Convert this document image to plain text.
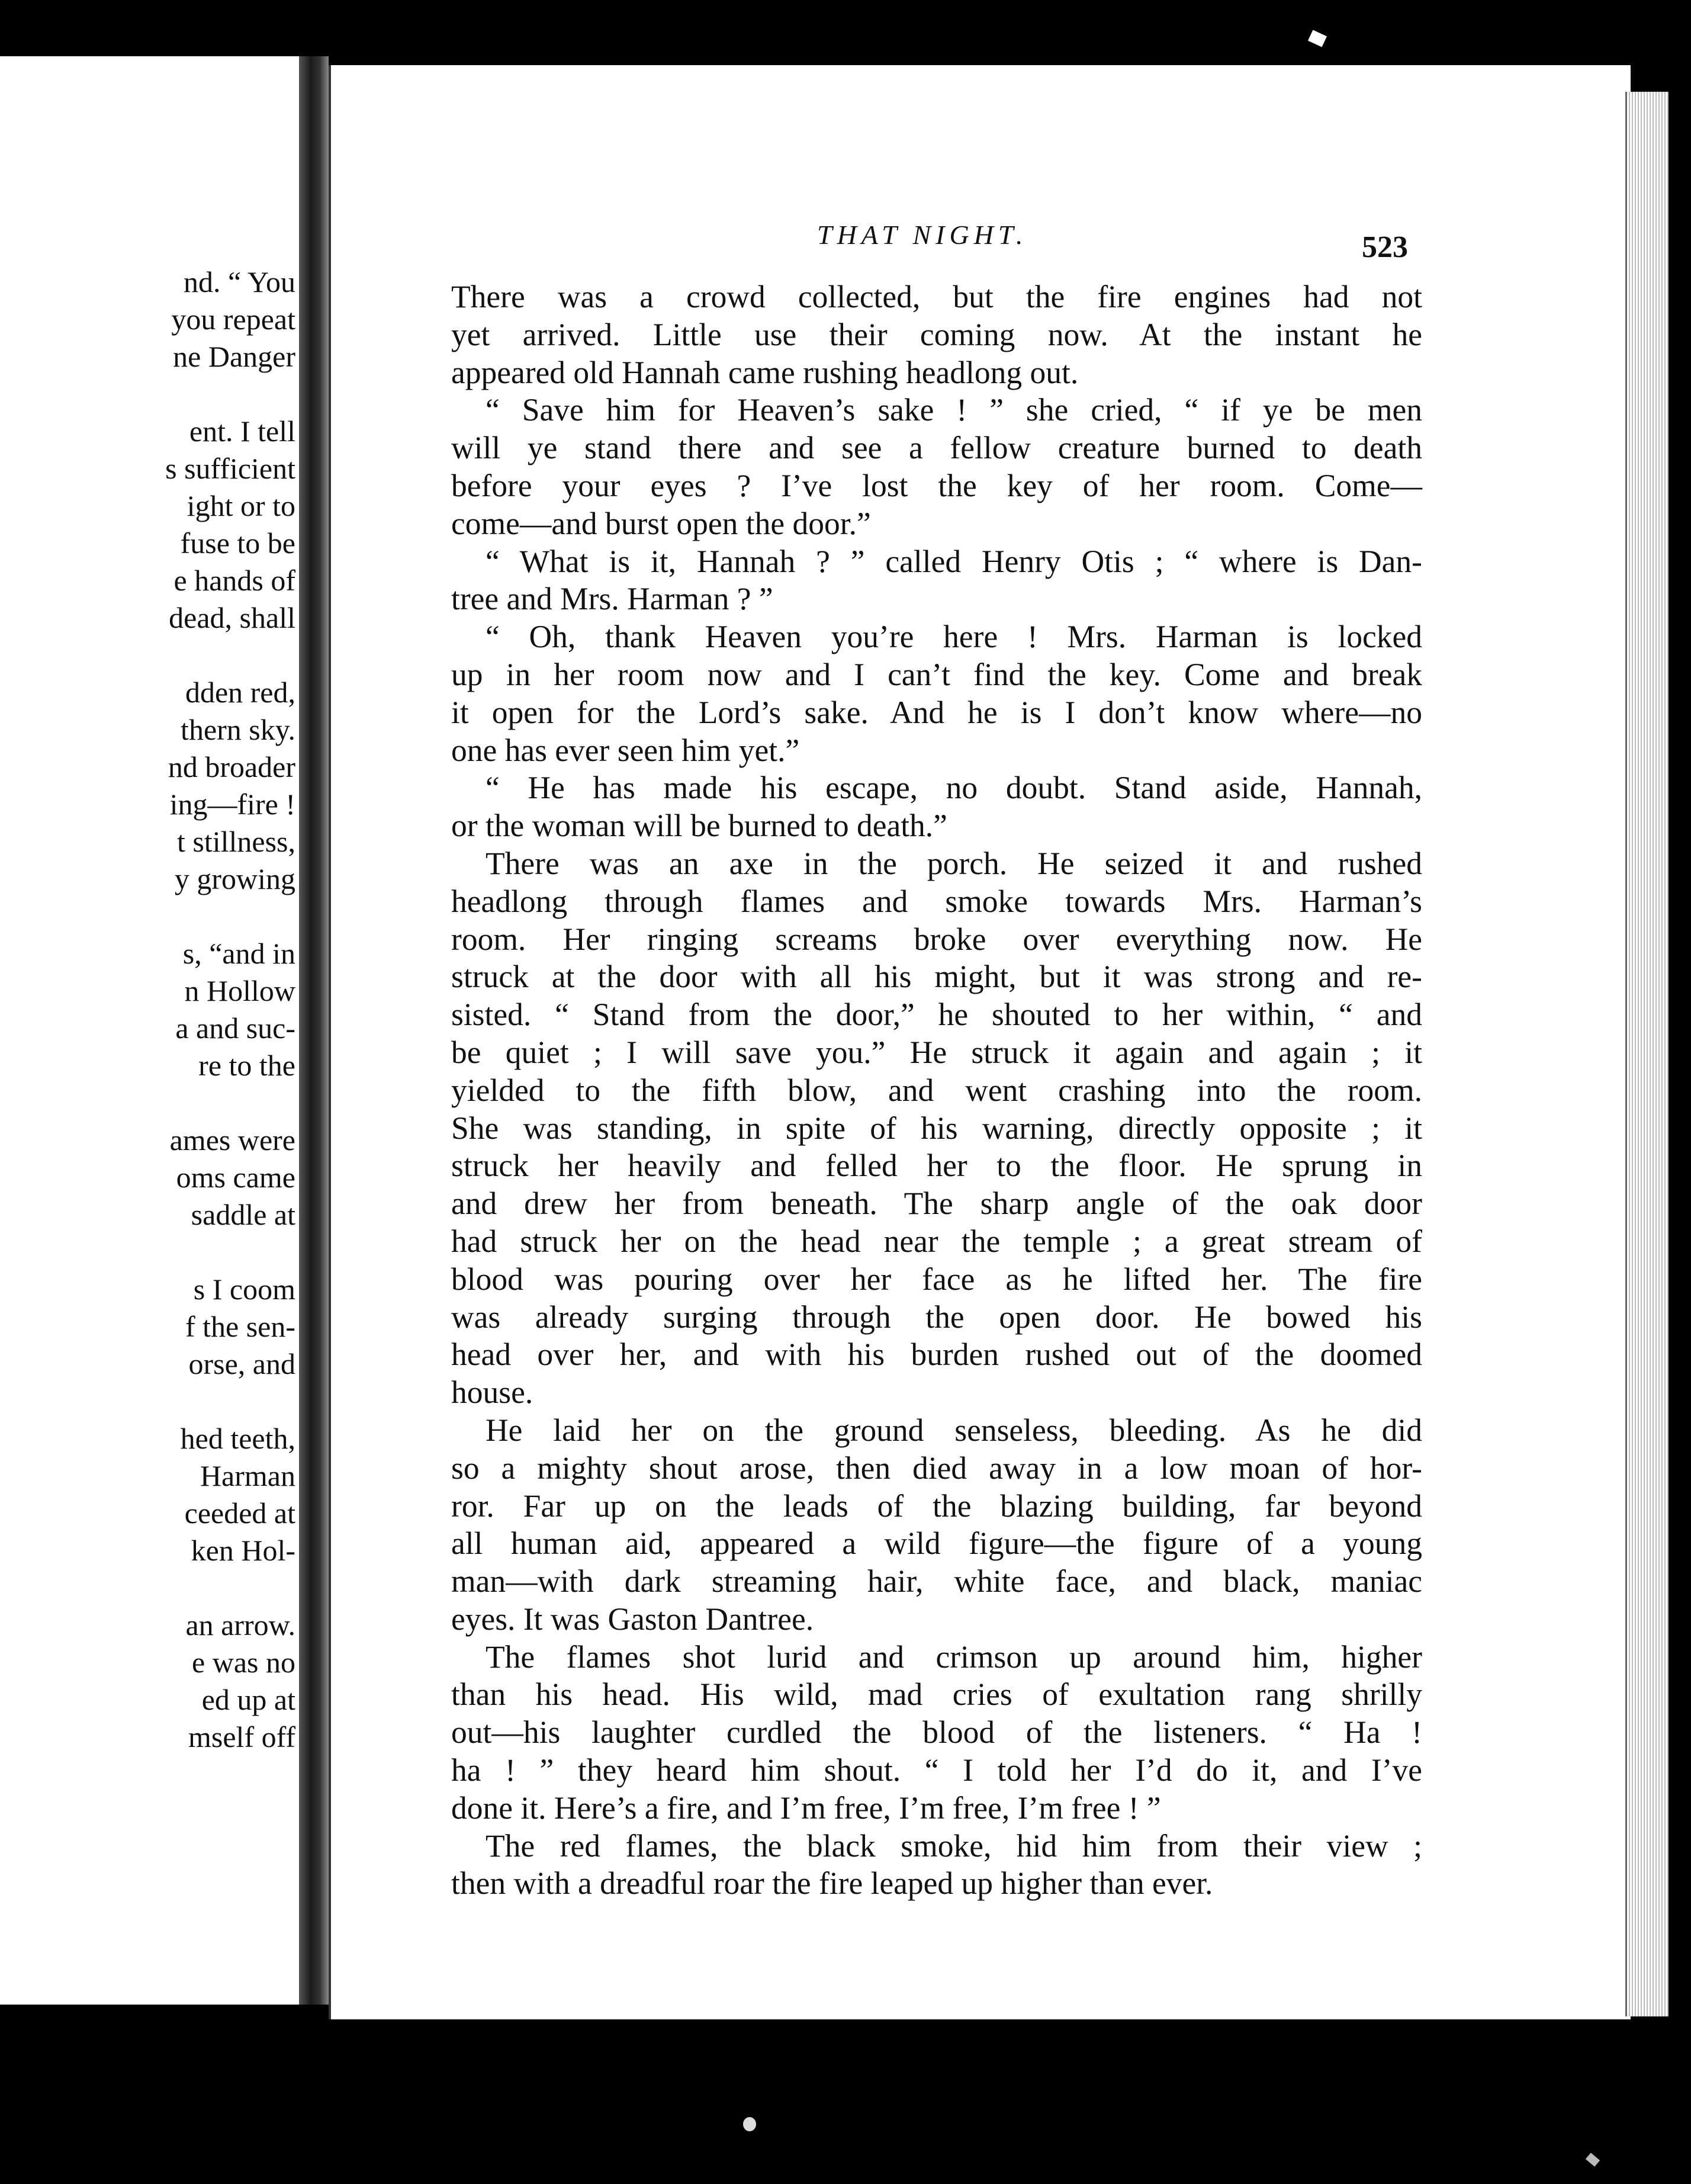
nd. “ You
you repeat
ne Danger
ent. I tell
s sufficient
ight or to
fuse to be
e hands of
dead, shall
dden red,
thern sky.
nd broader
ing—fire !
t stillness,
y growing
s, “and in
n Hollow
a and suc-
re to the
ames were
oms came
saddle at
s I coom
f the sen-
orse, and
hed teeth,
Harman
ceeded at
ken Hol-
an arrow.
e was no
ed up at
mself off
THAT NIGHT.	523
There was a crowd collected, but the fire engines had not
yet arrived. Little use their coming now. At the instant he
appeared old Hannah came rushing headlong out.
“ Save him for Heaven’s sake ! ” she cried, “ if ye be men
will ye stand there and see a fellow creature burned to death
before your eyes ? I’ve lost the key of her room. Come—
come—and burst open the door.”
“ What is it, Hannah ? ” called Henry Otis ; “ where is Dan-
tree and Mrs. Harman ? ”
“ Oh, thank Heaven you’re here ! Mrs. Harman is locked
up in her room now and I can’t find the key. Come and break
it open for the Lord’s sake. And he is I don’t know where—no
one has ever seen him yet.”
“ He has made his escape, no doubt. Stand aside, Hannah,
or the woman will be burned to death.”
There was an axe in the porch. He seized it and rushed
headlong through flames and smoke towards Mrs. Harman’s
room. Her ringing screams broke over everything now. He
struck at the door with all his might, but it was strong and re-
sisted. “ Stand from the door,” he shouted to her within, “ and
be quiet ; I will save you.” He struck it again and again ; it
yielded to the fifth blow, and went crashing into the room.
She was standing, in spite of his warning, directly opposite ; it
struck her heavily and felled her to the floor. He sprung in
and drew her from beneath. The sharp angle of the oak door
had struck her on the head near the temple ; a great stream of
blood was pouring over her face as he lifted her. The fire
was already surging through the open door. He bowed his
head over her, and with his burden rushed out of the doomed
house.
He laid her on the ground senseless, bleeding. As he did
so a mighty shout arose, then died away in a low moan of hor-
ror. Far up on the leads of the blazing building, far beyond
all human aid, appeared a wild figure—the figure of a young
man—with dark streaming hair, white face, and black, maniac
eyes. It was Gaston Dantree.
The flames shot lurid and crimson up around him, higher
than his head. His wild, mad cries of exultation rang shrilly
out—his laughter curdled the blood of the listeners. “ Ha !
ha ! ” they heard him shout. “ I told her I’d do it, and I’ve
done it. Here’s a fire, and I’m free, I’m free, I’m free ! ”
The red flames, the black smoke, hid him from their view ;
then with a dreadful roar the fire leaped up higher than ever.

● ● ● ● ●

◆ Exercise instructions: Restate each entry word for word, leaving out any pictures.

◆ Finished exercise:
Convert this document image to plain text.
nd. “ You
you repeat
ne Danger
ent. I tell
s sufficient
ight or to
fuse to be
e hands of
dead, shall
dden red,
thern sky.
nd broader
ing—fire !
t stillness,
y growing
s, “and in
n Hollow
a and suc-
re to the
ames were
oms came
saddle at
s I coom
f the sen-
orse, and
hed teeth,
Harman
ceeded at
ken Hol-
an arrow.
e was no
ed up at
mself off
THAT NIGHT.	523
There was a crowd collected, but the fire engines had not
yet arrived. Little use their coming now. At the instant he
appeared old Hannah came rushing headlong out.
“ Save him for Heaven’s sake ! ” she cried, “ if ye be men
will ye stand there and see a fellow creature burned to death
before your eyes ? I’ve lost the key of her room. Come—
come—and burst open the door.”
“ What is it, Hannah ? ” called Henry Otis ; “ where is Dan-
tree and Mrs. Harman ? ”
“ Oh, thank Heaven you’re here ! Mrs. Harman is locked
up in her room now and I can’t find the key. Come and break
it open for the Lord’s sake. And he is I don’t know where—no
one has ever seen him yet.”
“ He has made his escape, no doubt. Stand aside, Hannah,
or the woman will be burned to death.”
There was an axe in the porch. He seized it and rushed
headlong through flames and smoke towards Mrs. Harman’s
room. Her ringing screams broke over everything now. He
struck at the door with all his might, but it was strong and re-
sisted. “ Stand from the door,” he shouted to her within, “ and
be quiet ; I will save you.” He struck it again and again ; it
yielded to the fifth blow, and went crashing into the room.
She was standing, in spite of his warning, directly opposite ; it
struck her heavily and felled her to the floor. He sprung in
and drew her from beneath. The sharp angle of the oak door
had struck her on the head near the temple ; a great stream of
blood was pouring over her face as he lifted her. The fire
was already surging through the open door. He bowed his
head over her, and with his burden rushed out of the doomed
house.
He laid her on the ground senseless, bleeding. As he did
so a mighty shout arose, then died away in a low moan of hor-
ror. Far up on the leads of the blazing building, far beyond
all human aid, appeared a wild figure—the figure of a young
man—with dark streaming hair, white face, and black, maniac
eyes. It was Gaston Dantree.
The flames shot lurid and crimson up around him, higher
than his head. His wild, mad cries of exultation rang shrilly
out—his laughter curdled the blood of the listeners. “ Ha !
ha ! ” they heard him shout. “ I told her I’d do it, and I’ve
done it. Here’s a fire, and I’m free, I’m free, I’m free ! ”
The red flames, the black smoke, hid him from their view ;
then with a dreadful roar the fire leaped up higher than ever.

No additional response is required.